Copy every record below, exactly as written.

[Figure dataset records]
----

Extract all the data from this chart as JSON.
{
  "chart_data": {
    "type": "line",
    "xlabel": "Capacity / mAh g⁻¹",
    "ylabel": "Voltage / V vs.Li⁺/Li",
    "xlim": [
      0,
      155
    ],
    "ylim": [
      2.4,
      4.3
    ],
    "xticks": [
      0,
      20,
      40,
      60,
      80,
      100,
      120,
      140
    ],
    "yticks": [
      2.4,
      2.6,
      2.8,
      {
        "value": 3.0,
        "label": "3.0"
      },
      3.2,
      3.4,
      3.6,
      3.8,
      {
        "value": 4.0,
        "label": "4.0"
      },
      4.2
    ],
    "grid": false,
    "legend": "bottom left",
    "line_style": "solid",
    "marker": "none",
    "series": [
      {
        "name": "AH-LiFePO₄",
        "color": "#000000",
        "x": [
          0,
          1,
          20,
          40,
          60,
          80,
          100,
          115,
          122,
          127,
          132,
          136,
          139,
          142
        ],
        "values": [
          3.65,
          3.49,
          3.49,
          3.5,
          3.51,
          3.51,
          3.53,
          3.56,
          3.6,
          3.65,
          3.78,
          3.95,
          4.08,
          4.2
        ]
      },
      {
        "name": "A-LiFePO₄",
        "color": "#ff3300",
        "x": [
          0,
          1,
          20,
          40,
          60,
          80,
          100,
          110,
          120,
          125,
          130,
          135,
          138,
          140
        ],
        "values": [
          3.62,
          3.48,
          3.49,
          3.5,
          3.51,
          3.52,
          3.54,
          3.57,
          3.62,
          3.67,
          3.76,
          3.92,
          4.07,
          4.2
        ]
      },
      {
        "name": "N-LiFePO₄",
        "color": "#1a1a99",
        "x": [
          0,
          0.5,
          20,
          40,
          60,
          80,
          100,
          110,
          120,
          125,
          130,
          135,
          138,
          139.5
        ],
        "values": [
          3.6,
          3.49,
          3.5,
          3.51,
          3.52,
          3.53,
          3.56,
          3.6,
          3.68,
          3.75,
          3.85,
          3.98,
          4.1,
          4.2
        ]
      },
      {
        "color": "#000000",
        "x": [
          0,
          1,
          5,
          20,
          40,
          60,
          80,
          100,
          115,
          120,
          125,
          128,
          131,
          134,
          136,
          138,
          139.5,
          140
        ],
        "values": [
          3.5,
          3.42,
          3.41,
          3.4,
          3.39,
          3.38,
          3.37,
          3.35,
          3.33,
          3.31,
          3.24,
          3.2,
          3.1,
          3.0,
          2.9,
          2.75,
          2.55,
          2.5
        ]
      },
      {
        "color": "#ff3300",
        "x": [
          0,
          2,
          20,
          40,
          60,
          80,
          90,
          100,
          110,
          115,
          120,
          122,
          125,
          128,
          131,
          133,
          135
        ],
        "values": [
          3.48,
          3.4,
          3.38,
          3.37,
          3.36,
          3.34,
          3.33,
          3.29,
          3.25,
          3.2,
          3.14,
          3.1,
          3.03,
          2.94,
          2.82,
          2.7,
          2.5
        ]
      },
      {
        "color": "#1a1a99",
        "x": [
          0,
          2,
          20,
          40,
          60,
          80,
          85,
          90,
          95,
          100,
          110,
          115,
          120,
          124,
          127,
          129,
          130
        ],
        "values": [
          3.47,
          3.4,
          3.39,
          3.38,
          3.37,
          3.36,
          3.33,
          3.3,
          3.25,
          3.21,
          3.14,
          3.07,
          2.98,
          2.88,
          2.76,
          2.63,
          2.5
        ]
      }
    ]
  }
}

----

THE OUTPUT:
Extract all the data from this chart as JSON.
{
  "chart_data": {
    "type": "line",
    "xlabel": "Capacity / mAh g⁻¹",
    "ylabel": "Voltage / V vs.Li⁺/Li",
    "xlim": [
      0,
      155
    ],
    "ylim": [
      2.4,
      4.3
    ],
    "xticks": [
      0,
      20,
      40,
      60,
      80,
      100,
      120,
      140
    ],
    "yticks": [
      2.4,
      2.6,
      2.8,
      {
        "value": 3.0,
        "label": "3.0"
      },
      3.2,
      3.4,
      3.6,
      3.8,
      {
        "value": 4.0,
        "label": "4.0"
      },
      4.2
    ],
    "grid": false,
    "legend": "bottom left",
    "line_style": "solid",
    "marker": "none",
    "series": [
      {
        "name": "AH-LiFePO₄",
        "color": "#000000",
        "x": [
          0,
          1,
          20,
          40,
          60,
          80,
          100,
          115,
          122,
          127,
          132,
          136,
          139,
          142
        ],
        "values": [
          3.65,
          3.49,
          3.49,
          3.5,
          3.51,
          3.51,
          3.53,
          3.56,
          3.6,
          3.65,
          3.78,
          3.95,
          4.08,
          4.2
        ]
      },
      {
        "name": "A-LiFePO₄",
        "color": "#ff3300",
        "x": [
          0,
          1,
          20,
          40,
          60,
          80,
          100,
          110,
          120,
          125,
          130,
          135,
          138,
          140
        ],
        "values": [
          3.62,
          3.48,
          3.49,
          3.5,
          3.51,
          3.52,
          3.54,
          3.57,
          3.62,
          3.67,
          3.76,
          3.92,
          4.07,
          4.2
        ]
      },
      {
        "name": "N-LiFePO₄",
        "color": "#1a1a99",
        "x": [
          0,
          0.5,
          20,
          40,
          60,
          80,
          100,
          110,
          120,
          125,
          130,
          135,
          138,
          139.5
        ],
        "values": [
          3.6,
          3.49,
          3.5,
          3.51,
          3.52,
          3.53,
          3.56,
          3.6,
          3.68,
          3.75,
          3.85,
          3.98,
          4.1,
          4.2
        ]
      },
      {
        "color": "#000000",
        "x": [
          0,
          1,
          5,
          20,
          40,
          60,
          80,
          100,
          115,
          120,
          125,
          128,
          131,
          134,
          136,
          138,
          139.5,
          140
        ],
        "values": [
          3.5,
          3.42,
          3.41,
          3.4,
          3.39,
          3.38,
          3.37,
          3.35,
          3.33,
          3.31,
          3.24,
          3.2,
          3.1,
          3.0,
          2.9,
          2.75,
          2.55,
          2.5
        ]
      },
      {
        "color": "#ff3300",
        "x": [
          0,
          2,
          20,
          40,
          60,
          80,
          90,
          100,
          110,
          115,
          120,
          122,
          125,
          128,
          131,
          133,
          135
        ],
        "values": [
          3.48,
          3.4,
          3.38,
          3.37,
          3.36,
          3.34,
          3.33,
          3.29,
          3.25,
          3.2,
          3.14,
          3.1,
          3.03,
          2.94,
          2.82,
          2.7,
          2.5
        ]
      },
      {
        "color": "#1a1a99",
        "x": [
          0,
          2,
          20,
          40,
          60,
          80,
          85,
          90,
          95,
          100,
          110,
          115,
          120,
          124,
          127,
          129,
          130
        ],
        "values": [
          3.47,
          3.4,
          3.39,
          3.38,
          3.37,
          3.36,
          3.33,
          3.3,
          3.25,
          3.21,
          3.14,
          3.07,
          2.98,
          2.88,
          2.76,
          2.63,
          2.5
        ]
      }
    ]
  }
}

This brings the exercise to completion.